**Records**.
◇ ◇ ◇

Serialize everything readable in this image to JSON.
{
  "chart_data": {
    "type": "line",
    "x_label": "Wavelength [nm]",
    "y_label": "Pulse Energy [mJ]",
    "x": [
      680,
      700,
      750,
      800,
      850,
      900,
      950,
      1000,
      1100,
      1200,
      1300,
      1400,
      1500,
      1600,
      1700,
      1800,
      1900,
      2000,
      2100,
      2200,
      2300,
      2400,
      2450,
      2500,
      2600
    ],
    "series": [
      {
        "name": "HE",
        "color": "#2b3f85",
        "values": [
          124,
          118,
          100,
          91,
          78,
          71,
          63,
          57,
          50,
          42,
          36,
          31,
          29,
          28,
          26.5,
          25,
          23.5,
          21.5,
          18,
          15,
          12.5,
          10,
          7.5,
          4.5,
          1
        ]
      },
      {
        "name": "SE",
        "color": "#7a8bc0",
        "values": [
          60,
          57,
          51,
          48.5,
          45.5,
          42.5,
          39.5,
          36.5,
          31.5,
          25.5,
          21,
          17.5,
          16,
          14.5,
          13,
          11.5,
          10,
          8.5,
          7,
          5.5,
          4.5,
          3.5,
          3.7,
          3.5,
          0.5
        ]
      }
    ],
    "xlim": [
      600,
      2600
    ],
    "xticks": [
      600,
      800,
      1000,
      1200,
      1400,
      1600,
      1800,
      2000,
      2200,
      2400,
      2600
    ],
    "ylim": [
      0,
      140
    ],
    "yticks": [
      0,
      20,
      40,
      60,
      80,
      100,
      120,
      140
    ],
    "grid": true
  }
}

◇ ◇ ◇

**Aim**. Write out all the records above again, exactly as they stand.

**Output for this exercise**.
Serialize everything readable in this image to JSON.
{
  "chart_data": {
    "type": "line",
    "x_label": "Wavelength [nm]",
    "y_label": "Pulse Energy [mJ]",
    "x": [
      680,
      700,
      750,
      800,
      850,
      900,
      950,
      1000,
      1100,
      1200,
      1300,
      1400,
      1500,
      1600,
      1700,
      1800,
      1900,
      2000,
      2100,
      2200,
      2300,
      2400,
      2450,
      2500,
      2600
    ],
    "series": [
      {
        "name": "HE",
        "color": "#2b3f85",
        "values": [
          124,
          118,
          100,
          91,
          78,
          71,
          63,
          57,
          50,
          42,
          36,
          31,
          29,
          28,
          26.5,
          25,
          23.5,
          21.5,
          18,
          15,
          12.5,
          10,
          7.5,
          4.5,
          1
        ]
      },
      {
        "name": "SE",
        "color": "#7a8bc0",
        "values": [
          60,
          57,
          51,
          48.5,
          45.5,
          42.5,
          39.5,
          36.5,
          31.5,
          25.5,
          21,
          17.5,
          16,
          14.5,
          13,
          11.5,
          10,
          8.5,
          7,
          5.5,
          4.5,
          3.5,
          3.7,
          3.5,
          0.5
        ]
      }
    ],
    "xlim": [
      600,
      2600
    ],
    "xticks": [
      600,
      800,
      1000,
      1200,
      1400,
      1600,
      1800,
      2000,
      2200,
      2400,
      2600
    ],
    "ylim": [
      0,
      140
    ],
    "yticks": [
      0,
      20,
      40,
      60,
      80,
      100,
      120,
      140
    ],
    "grid": true
  }
}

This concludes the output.